Required task: Extract all data as written.

++++++

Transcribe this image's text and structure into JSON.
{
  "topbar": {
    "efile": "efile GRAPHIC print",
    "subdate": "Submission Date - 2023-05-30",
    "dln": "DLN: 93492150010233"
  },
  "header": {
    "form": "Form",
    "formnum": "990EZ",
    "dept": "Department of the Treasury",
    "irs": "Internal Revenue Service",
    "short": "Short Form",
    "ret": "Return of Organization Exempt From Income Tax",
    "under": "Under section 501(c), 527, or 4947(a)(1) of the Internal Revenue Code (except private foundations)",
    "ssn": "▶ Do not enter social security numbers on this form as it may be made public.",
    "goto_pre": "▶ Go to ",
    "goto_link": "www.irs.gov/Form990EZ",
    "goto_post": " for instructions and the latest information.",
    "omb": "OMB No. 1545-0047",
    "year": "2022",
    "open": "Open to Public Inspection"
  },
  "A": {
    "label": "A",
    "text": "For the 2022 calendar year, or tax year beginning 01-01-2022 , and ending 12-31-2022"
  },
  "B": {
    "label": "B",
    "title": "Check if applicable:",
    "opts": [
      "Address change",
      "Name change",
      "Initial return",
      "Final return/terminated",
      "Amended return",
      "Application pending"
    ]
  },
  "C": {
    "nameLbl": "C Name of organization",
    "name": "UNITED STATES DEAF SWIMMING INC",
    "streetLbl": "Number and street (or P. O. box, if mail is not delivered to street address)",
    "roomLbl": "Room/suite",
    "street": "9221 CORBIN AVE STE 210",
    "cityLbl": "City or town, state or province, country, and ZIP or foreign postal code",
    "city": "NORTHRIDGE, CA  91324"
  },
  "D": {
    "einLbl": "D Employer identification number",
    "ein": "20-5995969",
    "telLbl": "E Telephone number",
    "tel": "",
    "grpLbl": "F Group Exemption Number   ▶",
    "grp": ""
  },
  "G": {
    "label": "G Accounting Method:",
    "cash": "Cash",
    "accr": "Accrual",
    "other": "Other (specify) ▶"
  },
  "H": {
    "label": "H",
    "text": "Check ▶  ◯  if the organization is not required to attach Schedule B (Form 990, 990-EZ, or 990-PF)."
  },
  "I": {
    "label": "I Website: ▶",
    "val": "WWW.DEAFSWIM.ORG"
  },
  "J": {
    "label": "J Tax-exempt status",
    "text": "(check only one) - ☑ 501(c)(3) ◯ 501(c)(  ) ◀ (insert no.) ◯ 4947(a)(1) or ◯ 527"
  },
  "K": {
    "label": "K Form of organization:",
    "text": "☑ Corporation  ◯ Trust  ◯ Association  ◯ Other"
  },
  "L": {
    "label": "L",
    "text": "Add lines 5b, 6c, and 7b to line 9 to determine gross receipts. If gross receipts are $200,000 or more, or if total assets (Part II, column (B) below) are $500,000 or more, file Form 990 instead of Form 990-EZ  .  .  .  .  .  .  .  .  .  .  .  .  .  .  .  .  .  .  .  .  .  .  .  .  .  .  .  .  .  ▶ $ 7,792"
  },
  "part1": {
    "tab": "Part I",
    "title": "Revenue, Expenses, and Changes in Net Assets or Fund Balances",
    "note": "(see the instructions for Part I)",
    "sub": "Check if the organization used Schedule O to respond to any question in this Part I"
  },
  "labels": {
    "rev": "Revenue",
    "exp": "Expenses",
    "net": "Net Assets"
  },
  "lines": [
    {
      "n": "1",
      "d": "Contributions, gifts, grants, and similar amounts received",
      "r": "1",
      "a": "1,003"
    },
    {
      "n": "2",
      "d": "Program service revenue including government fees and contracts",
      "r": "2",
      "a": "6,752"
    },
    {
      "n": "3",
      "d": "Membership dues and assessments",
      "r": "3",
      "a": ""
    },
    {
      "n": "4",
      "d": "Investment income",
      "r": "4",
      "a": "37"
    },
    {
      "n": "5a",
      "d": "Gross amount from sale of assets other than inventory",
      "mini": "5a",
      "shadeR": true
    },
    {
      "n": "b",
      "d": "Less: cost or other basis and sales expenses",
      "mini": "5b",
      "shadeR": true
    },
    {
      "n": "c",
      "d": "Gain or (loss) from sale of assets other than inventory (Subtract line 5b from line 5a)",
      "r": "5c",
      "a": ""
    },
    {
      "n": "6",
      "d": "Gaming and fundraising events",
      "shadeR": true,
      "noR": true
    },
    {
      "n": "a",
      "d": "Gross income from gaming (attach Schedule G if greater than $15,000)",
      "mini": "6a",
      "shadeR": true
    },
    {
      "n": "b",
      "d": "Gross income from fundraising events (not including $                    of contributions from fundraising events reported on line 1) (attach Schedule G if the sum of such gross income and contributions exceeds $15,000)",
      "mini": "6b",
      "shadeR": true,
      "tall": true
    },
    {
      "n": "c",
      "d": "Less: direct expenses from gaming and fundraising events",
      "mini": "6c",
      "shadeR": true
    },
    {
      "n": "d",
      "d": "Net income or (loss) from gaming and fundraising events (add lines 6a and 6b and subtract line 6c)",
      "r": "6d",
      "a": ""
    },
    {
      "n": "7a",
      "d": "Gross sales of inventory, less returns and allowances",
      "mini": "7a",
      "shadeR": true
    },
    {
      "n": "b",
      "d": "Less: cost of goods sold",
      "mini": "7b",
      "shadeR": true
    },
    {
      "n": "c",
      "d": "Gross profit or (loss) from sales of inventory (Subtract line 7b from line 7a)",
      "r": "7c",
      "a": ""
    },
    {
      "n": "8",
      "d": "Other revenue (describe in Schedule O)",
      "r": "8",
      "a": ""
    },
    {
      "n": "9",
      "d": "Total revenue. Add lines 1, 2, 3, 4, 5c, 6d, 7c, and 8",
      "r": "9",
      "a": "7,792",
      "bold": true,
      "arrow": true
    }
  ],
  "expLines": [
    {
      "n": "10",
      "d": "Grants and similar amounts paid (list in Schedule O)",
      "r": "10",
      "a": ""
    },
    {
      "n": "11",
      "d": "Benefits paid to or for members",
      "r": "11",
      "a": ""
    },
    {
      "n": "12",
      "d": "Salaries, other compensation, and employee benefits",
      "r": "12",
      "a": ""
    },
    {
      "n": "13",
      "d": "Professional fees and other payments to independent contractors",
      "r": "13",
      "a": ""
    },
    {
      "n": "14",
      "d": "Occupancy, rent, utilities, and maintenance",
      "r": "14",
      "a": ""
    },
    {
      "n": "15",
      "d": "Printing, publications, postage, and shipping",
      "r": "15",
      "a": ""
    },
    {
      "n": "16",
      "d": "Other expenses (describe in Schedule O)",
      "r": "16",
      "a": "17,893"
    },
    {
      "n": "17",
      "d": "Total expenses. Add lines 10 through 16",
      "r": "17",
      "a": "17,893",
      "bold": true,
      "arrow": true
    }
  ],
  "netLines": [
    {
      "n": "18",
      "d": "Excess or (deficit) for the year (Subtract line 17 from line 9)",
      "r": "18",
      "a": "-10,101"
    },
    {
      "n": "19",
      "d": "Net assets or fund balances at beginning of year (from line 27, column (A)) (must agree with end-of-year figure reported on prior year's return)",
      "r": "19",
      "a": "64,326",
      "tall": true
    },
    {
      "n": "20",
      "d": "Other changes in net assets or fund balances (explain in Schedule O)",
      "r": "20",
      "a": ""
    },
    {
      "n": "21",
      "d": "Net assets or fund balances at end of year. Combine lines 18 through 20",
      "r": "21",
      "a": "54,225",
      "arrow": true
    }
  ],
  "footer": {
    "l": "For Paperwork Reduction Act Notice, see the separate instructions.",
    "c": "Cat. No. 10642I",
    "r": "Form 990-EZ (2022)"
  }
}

++++++

Task output:
Transcribe this image's text and structure into JSON.
{
  "topbar": {
    "efile": "efile GRAPHIC print",
    "subdate": "Submission Date - 2023-05-30",
    "dln": "DLN: 93492150010233"
  },
  "header": {
    "form": "Form",
    "formnum": "990EZ",
    "dept": "Department of the Treasury",
    "irs": "Internal Revenue Service",
    "short": "Short Form",
    "ret": "Return of Organization Exempt From Income Tax",
    "under": "Under section 501(c), 527, or 4947(a)(1) of the Internal Revenue Code (except private foundations)",
    "ssn": "▶ Do not enter social security numbers on this form as it may be made public.",
    "goto_pre": "▶ Go to ",
    "goto_link": "www.irs.gov/Form990EZ",
    "goto_post": " for instructions and the latest information.",
    "omb": "OMB No. 1545-0047",
    "year": "2022",
    "open": "Open to Public Inspection"
  },
  "A": {
    "label": "A",
    "text": "For the 2022 calendar year, or tax year beginning 01-01-2022 , and ending 12-31-2022"
  },
  "B": {
    "label": "B",
    "title": "Check if applicable:",
    "opts": [
      "Address change",
      "Name change",
      "Initial return",
      "Final return/terminated",
      "Amended return",
      "Application pending"
    ]
  },
  "C": {
    "nameLbl": "C Name of organization",
    "name": "UNITED STATES DEAF SWIMMING INC",
    "streetLbl": "Number and street (or P. O. box, if mail is not delivered to street address)",
    "roomLbl": "Room/suite",
    "street": "9221 CORBIN AVE STE 210",
    "cityLbl": "City or town, state or province, country, and ZIP or foreign postal code",
    "city": "NORTHRIDGE, CA  91324"
  },
  "D": {
    "einLbl": "D Employer identification number",
    "ein": "20-5995969",
    "telLbl": "E Telephone number",
    "tel": "",
    "grpLbl": "F Group Exemption Number   ▶",
    "grp": ""
  },
  "G": {
    "label": "G Accounting Method:",
    "cash": "Cash",
    "accr": "Accrual",
    "other": "Other (specify) ▶"
  },
  "H": {
    "label": "H",
    "text": "Check ▶  ◯  if the organization is not required to attach Schedule B (Form 990, 990-EZ, or 990-PF)."
  },
  "I": {
    "label": "I Website: ▶",
    "val": "WWW.DEAFSWIM.ORG"
  },
  "J": {
    "label": "J Tax-exempt status",
    "text": "(check only one) - ☑ 501(c)(3) ◯ 501(c)(  ) ◀ (insert no.) ◯ 4947(a)(1) or ◯ 527"
  },
  "K": {
    "label": "K Form of organization:",
    "text": "☑ Corporation  ◯ Trust  ◯ Association  ◯ Other"
  },
  "L": {
    "label": "L",
    "text": "Add lines 5b, 6c, and 7b to line 9 to determine gross receipts. If gross receipts are $200,000 or more, or if total assets (Part II, column (B) below) are $500,000 or more, file Form 990 instead of Form 990-EZ  .  .  .  .  .  .  .  .  .  .  .  .  .  .  .  .  .  .  .  .  .  .  .  .  .  .  .  .  .  ▶ $ 7,792"
  },
  "part1": {
    "tab": "Part I",
    "title": "Revenue, Expenses, and Changes in Net Assets or Fund Balances",
    "note": "(see the instructions for Part I)",
    "sub": "Check if the organization used Schedule O to respond to any question in this Part I"
  },
  "labels": {
    "rev": "Revenue",
    "exp": "Expenses",
    "net": "Net Assets"
  },
  "lines": [
    {
      "n": "1",
      "d": "Contributions, gifts, grants, and similar amounts received",
      "r": "1",
      "a": "1,003"
    },
    {
      "n": "2",
      "d": "Program service revenue including government fees and contracts",
      "r": "2",
      "a": "6,752"
    },
    {
      "n": "3",
      "d": "Membership dues and assessments",
      "r": "3",
      "a": ""
    },
    {
      "n": "4",
      "d": "Investment income",
      "r": "4",
      "a": "37"
    },
    {
      "n": "5a",
      "d": "Gross amount from sale of assets other than inventory",
      "mini": "5a",
      "shadeR": true
    },
    {
      "n": "b",
      "d": "Less: cost or other basis and sales expenses",
      "mini": "5b",
      "shadeR": true
    },
    {
      "n": "c",
      "d": "Gain or (loss) from sale of assets other than inventory (Subtract line 5b from line 5a)",
      "r": "5c",
      "a": ""
    },
    {
      "n": "6",
      "d": "Gaming and fundraising events",
      "shadeR": true,
      "noR": true
    },
    {
      "n": "a",
      "d": "Gross income from gaming (attach Schedule G if greater than $15,000)",
      "mini": "6a",
      "shadeR": true
    },
    {
      "n": "b",
      "d": "Gross income from fundraising events (not including $                    of contributions from fundraising events reported on line 1) (attach Schedule G if the sum of such gross income and contributions exceeds $15,000)",
      "mini": "6b",
      "shadeR": true,
      "tall": true
    },
    {
      "n": "c",
      "d": "Less: direct expenses from gaming and fundraising events",
      "mini": "6c",
      "shadeR": true
    },
    {
      "n": "d",
      "d": "Net income or (loss) from gaming and fundraising events (add lines 6a and 6b and subtract line 6c)",
      "r": "6d",
      "a": ""
    },
    {
      "n": "7a",
      "d": "Gross sales of inventory, less returns and allowances",
      "mini": "7a",
      "shadeR": true
    },
    {
      "n": "b",
      "d": "Less: cost of goods sold",
      "mini": "7b",
      "shadeR": true
    },
    {
      "n": "c",
      "d": "Gross profit or (loss) from sales of inventory (Subtract line 7b from line 7a)",
      "r": "7c",
      "a": ""
    },
    {
      "n": "8",
      "d": "Other revenue (describe in Schedule O)",
      "r": "8",
      "a": ""
    },
    {
      "n": "9",
      "d": "Total revenue. Add lines 1, 2, 3, 4, 5c, 6d, 7c, and 8",
      "r": "9",
      "a": "7,792",
      "bold": true,
      "arrow": true
    }
  ],
  "expLines": [
    {
      "n": "10",
      "d": "Grants and similar amounts paid (list in Schedule O)",
      "r": "10",
      "a": ""
    },
    {
      "n": "11",
      "d": "Benefits paid to or for members",
      "r": "11",
      "a": ""
    },
    {
      "n": "12",
      "d": "Salaries, other compensation, and employee benefits",
      "r": "12",
      "a": ""
    },
    {
      "n": "13",
      "d": "Professional fees and other payments to independent contractors",
      "r": "13",
      "a": ""
    },
    {
      "n": "14",
      "d": "Occupancy, rent, utilities, and maintenance",
      "r": "14",
      "a": ""
    },
    {
      "n": "15",
      "d": "Printing, publications, postage, and shipping",
      "r": "15",
      "a": ""
    },
    {
      "n": "16",
      "d": "Other expenses (describe in Schedule O)",
      "r": "16",
      "a": "17,893"
    },
    {
      "n": "17",
      "d": "Total expenses. Add lines 10 through 16",
      "r": "17",
      "a": "17,893",
      "bold": true,
      "arrow": true
    }
  ],
  "netLines": [
    {
      "n": "18",
      "d": "Excess or (deficit) for the year (Subtract line 17 from line 9)",
      "r": "18",
      "a": "-10,101"
    },
    {
      "n": "19",
      "d": "Net assets or fund balances at beginning of year (from line 27, column (A)) (must agree with end-of-year figure reported on prior year's return)",
      "r": "19",
      "a": "64,326",
      "tall": true
    },
    {
      "n": "20",
      "d": "Other changes in net assets or fund balances (explain in Schedule O)",
      "r": "20",
      "a": ""
    },
    {
      "n": "21",
      "d": "Net assets or fund balances at end of year. Combine lines 18 through 20",
      "r": "21",
      "a": "54,225",
      "arrow": true
    }
  ],
  "footer": {
    "l": "For Paperwork Reduction Act Notice, see the separate instructions.",
    "c": "Cat. No. 10642I",
    "r": "Form 990-EZ (2022)"
  }
}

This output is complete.